> **TASK INSTRUCTIONS**
Look through the listing for the word "SHFE". Copy each line that has it.

> **DATA FOR THIS TASK**
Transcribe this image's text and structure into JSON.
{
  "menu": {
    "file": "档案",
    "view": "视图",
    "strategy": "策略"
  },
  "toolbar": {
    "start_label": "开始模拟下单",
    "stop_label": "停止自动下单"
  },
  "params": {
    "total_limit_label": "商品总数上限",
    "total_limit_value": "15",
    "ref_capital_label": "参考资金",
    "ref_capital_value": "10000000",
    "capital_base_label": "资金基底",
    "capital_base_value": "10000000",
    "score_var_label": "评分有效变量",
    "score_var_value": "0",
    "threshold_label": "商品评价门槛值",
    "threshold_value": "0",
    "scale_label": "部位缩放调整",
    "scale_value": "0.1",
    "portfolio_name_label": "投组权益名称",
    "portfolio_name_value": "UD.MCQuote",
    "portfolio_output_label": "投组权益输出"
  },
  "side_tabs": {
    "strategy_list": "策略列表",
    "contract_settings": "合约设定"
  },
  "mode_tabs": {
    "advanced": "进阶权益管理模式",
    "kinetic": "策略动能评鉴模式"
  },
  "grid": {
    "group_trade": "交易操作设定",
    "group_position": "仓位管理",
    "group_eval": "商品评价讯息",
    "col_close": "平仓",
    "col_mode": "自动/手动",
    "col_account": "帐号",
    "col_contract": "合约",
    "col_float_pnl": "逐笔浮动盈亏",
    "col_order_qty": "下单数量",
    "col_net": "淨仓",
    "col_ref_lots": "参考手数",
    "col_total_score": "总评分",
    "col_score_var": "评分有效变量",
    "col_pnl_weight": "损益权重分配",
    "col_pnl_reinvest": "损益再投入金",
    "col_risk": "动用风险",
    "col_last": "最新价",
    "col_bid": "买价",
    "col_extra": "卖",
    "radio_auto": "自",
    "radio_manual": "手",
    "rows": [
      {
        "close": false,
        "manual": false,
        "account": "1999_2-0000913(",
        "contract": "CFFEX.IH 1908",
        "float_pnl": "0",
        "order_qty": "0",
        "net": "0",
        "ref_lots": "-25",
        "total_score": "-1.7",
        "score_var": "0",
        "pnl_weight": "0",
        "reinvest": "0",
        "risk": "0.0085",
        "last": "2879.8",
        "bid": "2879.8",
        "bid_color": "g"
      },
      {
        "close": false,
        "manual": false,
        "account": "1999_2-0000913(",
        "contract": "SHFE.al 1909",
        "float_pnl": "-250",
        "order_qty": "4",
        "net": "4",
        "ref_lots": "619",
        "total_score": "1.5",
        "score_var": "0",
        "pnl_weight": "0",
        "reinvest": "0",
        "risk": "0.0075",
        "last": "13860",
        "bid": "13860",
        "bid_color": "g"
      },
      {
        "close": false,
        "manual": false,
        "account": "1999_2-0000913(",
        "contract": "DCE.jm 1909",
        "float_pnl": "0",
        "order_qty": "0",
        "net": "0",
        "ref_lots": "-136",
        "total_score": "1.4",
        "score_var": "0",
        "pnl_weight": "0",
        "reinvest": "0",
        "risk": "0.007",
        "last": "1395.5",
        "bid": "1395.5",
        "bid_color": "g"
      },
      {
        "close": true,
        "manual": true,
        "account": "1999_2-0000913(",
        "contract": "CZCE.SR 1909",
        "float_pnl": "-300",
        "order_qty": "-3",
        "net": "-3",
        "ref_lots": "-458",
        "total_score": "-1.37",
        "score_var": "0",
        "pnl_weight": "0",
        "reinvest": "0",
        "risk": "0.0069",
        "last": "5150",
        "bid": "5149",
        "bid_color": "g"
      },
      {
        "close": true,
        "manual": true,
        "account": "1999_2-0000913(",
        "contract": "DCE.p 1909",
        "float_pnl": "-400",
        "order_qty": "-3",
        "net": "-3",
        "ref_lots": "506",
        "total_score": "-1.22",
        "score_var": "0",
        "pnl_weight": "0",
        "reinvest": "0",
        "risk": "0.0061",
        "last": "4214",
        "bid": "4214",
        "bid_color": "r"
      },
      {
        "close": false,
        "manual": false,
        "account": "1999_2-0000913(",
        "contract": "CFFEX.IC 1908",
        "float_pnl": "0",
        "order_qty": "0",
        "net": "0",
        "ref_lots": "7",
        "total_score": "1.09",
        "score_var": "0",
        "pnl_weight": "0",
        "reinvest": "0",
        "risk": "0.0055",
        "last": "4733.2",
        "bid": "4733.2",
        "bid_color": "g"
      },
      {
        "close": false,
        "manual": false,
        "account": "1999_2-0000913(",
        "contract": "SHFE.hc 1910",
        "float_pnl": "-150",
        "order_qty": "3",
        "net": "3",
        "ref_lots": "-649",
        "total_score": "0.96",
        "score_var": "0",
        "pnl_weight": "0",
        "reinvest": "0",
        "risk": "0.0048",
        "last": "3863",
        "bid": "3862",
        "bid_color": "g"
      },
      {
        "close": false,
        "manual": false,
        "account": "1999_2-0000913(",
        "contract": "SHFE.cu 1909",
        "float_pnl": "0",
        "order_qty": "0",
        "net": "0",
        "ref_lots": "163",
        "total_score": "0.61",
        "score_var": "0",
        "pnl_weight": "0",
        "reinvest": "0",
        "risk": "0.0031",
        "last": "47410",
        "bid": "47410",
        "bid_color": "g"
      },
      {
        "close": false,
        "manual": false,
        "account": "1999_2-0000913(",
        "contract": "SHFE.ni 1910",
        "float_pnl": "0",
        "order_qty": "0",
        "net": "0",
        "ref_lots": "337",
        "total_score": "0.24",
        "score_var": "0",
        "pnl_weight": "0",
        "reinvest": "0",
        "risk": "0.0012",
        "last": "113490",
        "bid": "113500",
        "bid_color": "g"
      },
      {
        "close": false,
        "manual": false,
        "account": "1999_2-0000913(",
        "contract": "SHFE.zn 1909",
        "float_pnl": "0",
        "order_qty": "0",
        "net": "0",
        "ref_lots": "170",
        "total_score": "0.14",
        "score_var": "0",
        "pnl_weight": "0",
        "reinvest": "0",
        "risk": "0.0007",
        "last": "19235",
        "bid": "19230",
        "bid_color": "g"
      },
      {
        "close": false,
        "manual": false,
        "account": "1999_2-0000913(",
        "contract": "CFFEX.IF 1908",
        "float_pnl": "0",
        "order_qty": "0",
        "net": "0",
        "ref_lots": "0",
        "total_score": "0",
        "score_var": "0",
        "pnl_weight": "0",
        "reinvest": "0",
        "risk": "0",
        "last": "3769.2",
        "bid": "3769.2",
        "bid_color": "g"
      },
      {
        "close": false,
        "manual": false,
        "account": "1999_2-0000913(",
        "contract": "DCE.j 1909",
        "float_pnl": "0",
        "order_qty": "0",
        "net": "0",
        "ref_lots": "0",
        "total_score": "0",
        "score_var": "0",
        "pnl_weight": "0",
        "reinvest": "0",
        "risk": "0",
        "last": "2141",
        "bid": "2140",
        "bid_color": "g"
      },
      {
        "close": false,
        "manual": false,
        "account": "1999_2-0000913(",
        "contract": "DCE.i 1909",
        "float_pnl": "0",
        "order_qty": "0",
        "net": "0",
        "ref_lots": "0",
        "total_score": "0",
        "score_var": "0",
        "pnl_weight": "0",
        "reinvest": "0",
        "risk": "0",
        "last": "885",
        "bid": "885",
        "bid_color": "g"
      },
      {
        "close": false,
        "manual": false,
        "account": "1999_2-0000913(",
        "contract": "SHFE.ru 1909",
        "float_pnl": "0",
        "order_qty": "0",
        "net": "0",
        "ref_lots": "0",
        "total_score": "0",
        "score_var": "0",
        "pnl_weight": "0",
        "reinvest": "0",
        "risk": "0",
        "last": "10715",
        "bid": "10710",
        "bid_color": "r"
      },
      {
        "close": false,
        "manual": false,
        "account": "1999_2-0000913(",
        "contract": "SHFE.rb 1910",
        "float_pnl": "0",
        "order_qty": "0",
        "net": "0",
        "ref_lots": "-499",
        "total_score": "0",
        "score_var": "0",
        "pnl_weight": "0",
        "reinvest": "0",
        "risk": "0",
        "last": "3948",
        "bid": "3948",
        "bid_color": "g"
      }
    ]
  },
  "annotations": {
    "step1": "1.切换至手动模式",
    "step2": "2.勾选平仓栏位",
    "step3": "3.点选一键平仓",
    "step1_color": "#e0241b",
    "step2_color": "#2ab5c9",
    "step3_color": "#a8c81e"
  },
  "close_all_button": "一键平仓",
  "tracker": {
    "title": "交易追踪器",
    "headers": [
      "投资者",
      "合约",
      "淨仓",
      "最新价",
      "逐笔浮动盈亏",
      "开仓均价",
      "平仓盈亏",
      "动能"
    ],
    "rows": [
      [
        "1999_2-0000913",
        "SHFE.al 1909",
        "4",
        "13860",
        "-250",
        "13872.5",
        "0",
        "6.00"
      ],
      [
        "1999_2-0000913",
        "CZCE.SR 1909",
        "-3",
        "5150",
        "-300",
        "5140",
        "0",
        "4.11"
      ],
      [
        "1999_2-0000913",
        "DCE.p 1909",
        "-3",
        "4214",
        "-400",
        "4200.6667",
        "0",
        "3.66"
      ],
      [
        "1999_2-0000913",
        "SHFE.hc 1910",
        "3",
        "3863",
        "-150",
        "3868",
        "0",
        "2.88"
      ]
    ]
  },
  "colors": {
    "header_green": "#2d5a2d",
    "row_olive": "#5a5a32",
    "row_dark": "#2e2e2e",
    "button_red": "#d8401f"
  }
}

> **WORKED ANSWER**
        "contract": "SHFE.al 1909",
        "contract": "SHFE.hc 1910",
        "contract": "SHFE.cu 1909",
        "contract": "SHFE.ni 1910",
        "contract": "SHFE.zn 1909",
        "contract": "SHFE.ru 1909",
        "contract": "SHFE.rb 1910",
        "SHFE.al 1909",
        "SHFE.hc 1910",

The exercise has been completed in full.